* Begin *
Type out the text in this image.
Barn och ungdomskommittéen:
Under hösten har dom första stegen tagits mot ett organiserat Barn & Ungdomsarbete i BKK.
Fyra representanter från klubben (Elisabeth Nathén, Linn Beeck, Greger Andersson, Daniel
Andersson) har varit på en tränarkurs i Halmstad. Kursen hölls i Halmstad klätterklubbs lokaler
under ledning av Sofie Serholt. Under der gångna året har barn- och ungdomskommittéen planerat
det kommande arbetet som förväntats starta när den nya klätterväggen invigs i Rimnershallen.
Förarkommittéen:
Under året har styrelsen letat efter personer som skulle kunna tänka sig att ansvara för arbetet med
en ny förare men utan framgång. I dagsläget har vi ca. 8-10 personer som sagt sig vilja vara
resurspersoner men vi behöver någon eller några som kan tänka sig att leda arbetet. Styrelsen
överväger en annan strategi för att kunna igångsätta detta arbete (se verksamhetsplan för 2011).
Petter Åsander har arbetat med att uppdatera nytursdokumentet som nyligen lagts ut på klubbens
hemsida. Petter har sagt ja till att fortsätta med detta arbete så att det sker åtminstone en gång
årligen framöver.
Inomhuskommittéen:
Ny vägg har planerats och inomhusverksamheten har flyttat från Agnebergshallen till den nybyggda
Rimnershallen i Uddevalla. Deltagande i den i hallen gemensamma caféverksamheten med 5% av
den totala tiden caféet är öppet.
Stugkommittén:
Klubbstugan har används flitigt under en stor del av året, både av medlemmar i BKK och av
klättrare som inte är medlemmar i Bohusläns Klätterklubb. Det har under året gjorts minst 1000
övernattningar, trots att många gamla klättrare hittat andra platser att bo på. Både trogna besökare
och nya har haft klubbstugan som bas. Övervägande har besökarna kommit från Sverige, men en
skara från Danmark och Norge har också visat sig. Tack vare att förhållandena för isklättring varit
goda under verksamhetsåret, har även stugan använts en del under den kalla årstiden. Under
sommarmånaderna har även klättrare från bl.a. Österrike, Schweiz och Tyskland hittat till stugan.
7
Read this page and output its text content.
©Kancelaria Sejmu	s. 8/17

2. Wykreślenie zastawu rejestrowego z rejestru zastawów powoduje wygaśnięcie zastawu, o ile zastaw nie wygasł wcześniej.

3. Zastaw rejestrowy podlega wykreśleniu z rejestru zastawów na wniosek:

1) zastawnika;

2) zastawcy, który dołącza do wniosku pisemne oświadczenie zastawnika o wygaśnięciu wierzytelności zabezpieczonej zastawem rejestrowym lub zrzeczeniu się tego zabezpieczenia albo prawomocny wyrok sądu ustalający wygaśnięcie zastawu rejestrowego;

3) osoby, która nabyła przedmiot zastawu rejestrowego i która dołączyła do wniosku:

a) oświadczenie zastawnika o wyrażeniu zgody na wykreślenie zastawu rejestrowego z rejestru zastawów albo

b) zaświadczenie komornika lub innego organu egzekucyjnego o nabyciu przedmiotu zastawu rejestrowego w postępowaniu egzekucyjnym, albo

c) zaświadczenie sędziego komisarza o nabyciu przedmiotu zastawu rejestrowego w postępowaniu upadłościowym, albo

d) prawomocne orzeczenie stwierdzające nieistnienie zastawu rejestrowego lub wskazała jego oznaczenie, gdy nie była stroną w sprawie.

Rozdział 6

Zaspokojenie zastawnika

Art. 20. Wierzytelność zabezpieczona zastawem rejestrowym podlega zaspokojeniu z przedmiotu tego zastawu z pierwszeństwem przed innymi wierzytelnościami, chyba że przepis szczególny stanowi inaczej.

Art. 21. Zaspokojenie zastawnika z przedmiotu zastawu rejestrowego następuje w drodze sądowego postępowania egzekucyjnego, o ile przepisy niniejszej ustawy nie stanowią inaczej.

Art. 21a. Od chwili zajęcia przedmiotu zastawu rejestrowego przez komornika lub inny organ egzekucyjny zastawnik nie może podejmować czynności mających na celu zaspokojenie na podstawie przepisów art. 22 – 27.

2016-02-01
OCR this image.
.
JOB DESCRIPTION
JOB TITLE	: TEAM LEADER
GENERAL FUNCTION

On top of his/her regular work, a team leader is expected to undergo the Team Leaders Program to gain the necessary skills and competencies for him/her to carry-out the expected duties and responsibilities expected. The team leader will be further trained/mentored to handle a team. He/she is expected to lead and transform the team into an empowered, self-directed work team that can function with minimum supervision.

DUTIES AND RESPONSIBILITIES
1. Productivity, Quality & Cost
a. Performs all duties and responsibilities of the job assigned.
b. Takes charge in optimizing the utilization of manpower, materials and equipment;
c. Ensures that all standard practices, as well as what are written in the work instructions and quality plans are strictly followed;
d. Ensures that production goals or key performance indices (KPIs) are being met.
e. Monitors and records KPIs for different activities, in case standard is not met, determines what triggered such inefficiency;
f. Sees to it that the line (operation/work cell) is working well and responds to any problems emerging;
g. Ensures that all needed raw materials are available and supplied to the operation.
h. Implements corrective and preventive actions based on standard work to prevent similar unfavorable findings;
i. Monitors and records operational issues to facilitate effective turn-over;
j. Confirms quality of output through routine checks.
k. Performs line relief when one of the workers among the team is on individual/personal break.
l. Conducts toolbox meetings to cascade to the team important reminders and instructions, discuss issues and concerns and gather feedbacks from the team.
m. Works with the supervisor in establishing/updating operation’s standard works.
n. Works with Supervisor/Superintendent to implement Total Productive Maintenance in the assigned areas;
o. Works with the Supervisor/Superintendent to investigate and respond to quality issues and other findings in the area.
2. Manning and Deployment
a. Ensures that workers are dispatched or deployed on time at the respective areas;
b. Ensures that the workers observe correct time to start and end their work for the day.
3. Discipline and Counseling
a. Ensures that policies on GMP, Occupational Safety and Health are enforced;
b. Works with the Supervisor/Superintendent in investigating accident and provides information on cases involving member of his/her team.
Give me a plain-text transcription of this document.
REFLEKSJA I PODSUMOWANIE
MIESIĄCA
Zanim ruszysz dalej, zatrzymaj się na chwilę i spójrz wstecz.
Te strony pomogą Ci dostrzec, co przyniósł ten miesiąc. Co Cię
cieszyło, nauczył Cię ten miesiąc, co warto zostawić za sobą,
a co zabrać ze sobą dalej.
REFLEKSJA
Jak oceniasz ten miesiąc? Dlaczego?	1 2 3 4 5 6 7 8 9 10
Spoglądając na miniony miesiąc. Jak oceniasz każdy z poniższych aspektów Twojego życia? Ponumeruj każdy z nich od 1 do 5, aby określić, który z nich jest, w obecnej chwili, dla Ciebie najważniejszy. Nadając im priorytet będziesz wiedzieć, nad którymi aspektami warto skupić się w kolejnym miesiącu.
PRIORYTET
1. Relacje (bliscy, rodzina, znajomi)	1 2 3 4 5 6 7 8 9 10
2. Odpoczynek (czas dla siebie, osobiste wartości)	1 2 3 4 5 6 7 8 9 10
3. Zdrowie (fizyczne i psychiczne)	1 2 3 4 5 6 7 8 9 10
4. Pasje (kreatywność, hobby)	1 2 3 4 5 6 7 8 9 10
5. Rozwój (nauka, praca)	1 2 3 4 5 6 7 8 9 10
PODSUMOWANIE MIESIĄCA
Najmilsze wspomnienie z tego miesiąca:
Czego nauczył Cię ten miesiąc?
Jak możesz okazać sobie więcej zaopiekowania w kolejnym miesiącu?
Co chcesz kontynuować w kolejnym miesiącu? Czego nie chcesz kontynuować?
* End *
Pick out the lines that include the word "Superintendent" and write them out.

n. Works with Supervisor/Superintendent to implement Total Productive Maintenance in the assigned areas;
o. Works with the Supervisor/Superintendent to investigate and respond to quality issues and other findings in the area.
b. Works with the Supervisor/Superintendent in investigating accident and provides information on cases involving member of his/her team.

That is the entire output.